[Short problem] Can you rewrite the data from the line with "y-tick-label: 2800 xyxy=(46,142,76,158)" up to and including the line with "y-tick-label: 3200 xyxy=(46,56,76,72)", putting "marker" wherever "point" appears and leaving everything else unchanged?
>>>>>
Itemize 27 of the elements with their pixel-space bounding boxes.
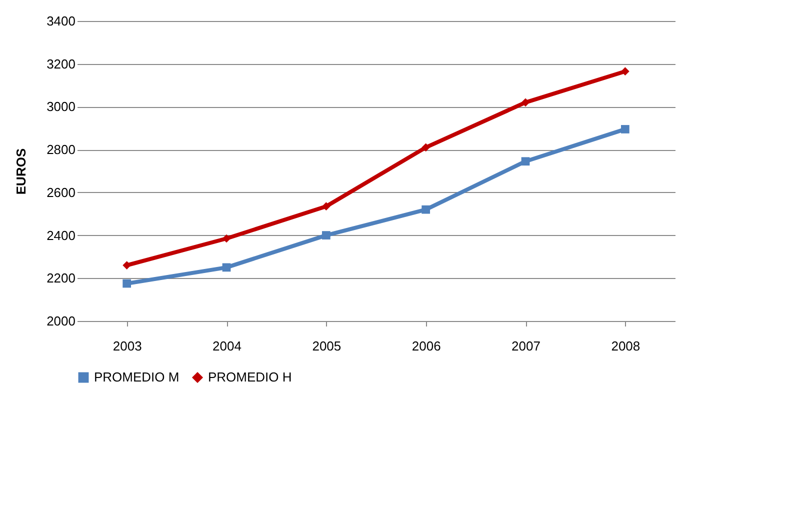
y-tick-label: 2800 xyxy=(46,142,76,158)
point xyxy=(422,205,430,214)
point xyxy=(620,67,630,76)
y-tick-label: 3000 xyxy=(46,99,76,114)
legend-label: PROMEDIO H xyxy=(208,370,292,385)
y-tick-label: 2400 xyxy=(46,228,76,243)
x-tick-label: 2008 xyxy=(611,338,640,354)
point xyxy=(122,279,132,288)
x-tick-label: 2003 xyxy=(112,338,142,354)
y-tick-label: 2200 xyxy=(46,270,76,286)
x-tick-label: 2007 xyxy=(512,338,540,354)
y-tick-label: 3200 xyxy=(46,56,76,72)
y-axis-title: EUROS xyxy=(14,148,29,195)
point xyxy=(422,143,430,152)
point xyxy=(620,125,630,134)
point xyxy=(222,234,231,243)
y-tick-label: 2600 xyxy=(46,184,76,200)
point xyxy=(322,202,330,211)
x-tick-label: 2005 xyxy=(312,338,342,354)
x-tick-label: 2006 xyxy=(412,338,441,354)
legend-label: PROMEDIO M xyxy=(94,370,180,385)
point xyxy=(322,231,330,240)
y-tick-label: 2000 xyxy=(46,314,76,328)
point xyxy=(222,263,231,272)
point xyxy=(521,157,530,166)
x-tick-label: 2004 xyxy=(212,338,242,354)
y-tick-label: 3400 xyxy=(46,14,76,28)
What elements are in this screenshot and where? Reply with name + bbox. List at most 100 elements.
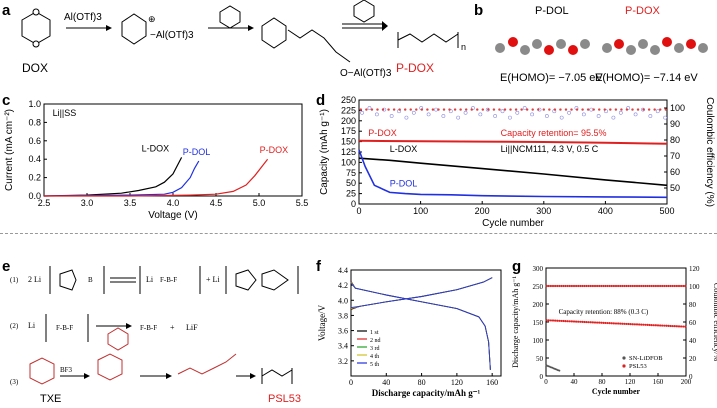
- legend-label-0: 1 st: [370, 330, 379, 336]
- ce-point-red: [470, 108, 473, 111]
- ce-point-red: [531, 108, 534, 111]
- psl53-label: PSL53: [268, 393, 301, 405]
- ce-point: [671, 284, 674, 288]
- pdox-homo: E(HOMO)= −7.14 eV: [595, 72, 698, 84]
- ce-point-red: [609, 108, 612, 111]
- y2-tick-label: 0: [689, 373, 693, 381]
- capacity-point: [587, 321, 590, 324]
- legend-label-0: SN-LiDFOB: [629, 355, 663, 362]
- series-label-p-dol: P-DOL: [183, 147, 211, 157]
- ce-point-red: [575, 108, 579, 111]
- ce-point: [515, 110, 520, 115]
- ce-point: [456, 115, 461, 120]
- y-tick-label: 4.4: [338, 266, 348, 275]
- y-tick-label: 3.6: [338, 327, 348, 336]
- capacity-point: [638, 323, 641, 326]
<<<<<
[Result of the exercise]
y-tick-label: 2800 xyxy=(46,142,76,158)
marker xyxy=(422,205,430,214)
marker xyxy=(620,67,630,76)
y-tick-label: 3000 xyxy=(46,99,76,114)
legend-label: PROMEDIO H xyxy=(208,370,292,385)
y-tick-label: 2400 xyxy=(46,228,76,243)
x-tick-label: 2008 xyxy=(611,338,640,354)
marker xyxy=(122,279,132,288)
x-tick-label: 2003 xyxy=(112,338,142,354)
y-tick-label: 2200 xyxy=(46,270,76,286)
x-tick-label: 2007 xyxy=(512,338,540,354)
y-tick-label: 3200 xyxy=(46,56,76,72)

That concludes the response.